▸ PROBLEM TO WORK ON
Which lines contain the word "Flickr"? Return each of them as written.

(Records from a dataset)
>>>>>
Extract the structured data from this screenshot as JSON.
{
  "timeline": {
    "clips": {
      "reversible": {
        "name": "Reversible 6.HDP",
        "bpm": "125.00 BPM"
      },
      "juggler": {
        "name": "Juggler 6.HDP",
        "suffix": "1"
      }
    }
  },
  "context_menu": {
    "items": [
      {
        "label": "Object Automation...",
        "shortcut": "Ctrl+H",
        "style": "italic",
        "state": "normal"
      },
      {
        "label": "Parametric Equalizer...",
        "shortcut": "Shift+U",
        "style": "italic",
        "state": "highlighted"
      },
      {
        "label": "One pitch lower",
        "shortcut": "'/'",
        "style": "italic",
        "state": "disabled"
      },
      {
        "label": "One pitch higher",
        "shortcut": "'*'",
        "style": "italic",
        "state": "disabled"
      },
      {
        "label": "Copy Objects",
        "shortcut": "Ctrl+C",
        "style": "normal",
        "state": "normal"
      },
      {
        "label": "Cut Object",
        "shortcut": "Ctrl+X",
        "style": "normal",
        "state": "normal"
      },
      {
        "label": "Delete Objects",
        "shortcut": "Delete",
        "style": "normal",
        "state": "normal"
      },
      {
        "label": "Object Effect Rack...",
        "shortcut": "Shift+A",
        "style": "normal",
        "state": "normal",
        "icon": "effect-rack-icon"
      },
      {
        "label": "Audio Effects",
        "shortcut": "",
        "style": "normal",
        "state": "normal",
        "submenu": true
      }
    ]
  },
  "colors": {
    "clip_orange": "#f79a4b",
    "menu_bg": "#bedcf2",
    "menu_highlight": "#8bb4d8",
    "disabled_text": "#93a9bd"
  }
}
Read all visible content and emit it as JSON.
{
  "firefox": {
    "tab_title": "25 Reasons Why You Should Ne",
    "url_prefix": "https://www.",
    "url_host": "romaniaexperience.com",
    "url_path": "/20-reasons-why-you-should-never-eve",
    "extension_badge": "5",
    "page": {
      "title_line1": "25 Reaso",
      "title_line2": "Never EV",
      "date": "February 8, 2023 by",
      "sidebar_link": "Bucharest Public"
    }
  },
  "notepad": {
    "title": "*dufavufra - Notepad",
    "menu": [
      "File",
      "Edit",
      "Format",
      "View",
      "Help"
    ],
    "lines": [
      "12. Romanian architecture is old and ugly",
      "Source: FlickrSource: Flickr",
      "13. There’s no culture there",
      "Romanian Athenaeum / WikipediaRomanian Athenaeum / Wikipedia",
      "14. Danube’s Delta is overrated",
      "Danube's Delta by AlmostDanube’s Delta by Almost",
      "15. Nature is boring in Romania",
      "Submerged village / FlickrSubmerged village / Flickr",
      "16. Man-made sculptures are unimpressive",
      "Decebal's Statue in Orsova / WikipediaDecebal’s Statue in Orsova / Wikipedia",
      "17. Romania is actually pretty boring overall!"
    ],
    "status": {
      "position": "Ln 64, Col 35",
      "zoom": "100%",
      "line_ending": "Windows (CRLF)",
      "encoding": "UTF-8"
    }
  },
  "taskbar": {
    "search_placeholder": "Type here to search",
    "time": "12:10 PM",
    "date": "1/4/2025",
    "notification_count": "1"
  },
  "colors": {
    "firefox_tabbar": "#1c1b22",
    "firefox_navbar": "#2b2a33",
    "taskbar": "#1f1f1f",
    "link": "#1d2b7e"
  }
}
<<<<<
▸ EXERCISE SOLUTION
      "Source: FlickrSource: Flickr",
      "Submerged village / FlickrSubmerged village / Flickr",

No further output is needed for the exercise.